REQUEST
Look for the word "title" in the entries below, then copy every line that has it.
— Begin —
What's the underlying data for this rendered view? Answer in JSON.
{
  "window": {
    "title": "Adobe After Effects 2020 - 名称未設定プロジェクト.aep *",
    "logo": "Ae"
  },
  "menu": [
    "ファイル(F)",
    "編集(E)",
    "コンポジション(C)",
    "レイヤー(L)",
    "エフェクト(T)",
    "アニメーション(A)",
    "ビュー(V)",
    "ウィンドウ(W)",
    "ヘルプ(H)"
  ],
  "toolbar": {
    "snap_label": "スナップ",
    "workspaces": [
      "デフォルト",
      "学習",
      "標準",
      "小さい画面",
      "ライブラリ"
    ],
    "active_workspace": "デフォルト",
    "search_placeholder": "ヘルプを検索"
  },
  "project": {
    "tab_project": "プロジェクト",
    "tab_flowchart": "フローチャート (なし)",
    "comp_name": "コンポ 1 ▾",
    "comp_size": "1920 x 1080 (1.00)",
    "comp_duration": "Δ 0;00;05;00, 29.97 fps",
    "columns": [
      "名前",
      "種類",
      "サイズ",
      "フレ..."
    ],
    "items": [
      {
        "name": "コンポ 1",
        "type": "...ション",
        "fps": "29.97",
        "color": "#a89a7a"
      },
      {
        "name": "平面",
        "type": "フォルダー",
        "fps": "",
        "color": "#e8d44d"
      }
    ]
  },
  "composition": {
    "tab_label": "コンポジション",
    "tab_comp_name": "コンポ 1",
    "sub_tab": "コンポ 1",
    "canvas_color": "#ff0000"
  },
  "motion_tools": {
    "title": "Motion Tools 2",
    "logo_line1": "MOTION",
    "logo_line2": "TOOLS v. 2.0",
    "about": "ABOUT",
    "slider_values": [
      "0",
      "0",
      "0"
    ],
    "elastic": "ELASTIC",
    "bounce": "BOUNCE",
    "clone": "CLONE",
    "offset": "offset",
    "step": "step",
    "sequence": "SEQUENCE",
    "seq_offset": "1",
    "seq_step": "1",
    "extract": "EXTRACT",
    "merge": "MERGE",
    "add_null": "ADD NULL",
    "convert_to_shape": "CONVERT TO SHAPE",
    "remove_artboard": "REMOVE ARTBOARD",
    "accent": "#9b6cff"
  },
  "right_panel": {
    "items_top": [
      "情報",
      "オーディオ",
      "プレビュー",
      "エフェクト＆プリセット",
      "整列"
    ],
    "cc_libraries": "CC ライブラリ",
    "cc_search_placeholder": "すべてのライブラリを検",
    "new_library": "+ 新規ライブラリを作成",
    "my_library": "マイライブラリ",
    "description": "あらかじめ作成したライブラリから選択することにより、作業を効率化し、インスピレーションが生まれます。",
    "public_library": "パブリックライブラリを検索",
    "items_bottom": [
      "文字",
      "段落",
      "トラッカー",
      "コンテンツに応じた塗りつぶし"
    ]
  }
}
— End —
FULL ANSWER
    "title": "Adobe After Effects 2020 - 名称未設定プロジェクト.aep *",
    "title": "Motion Tools 2",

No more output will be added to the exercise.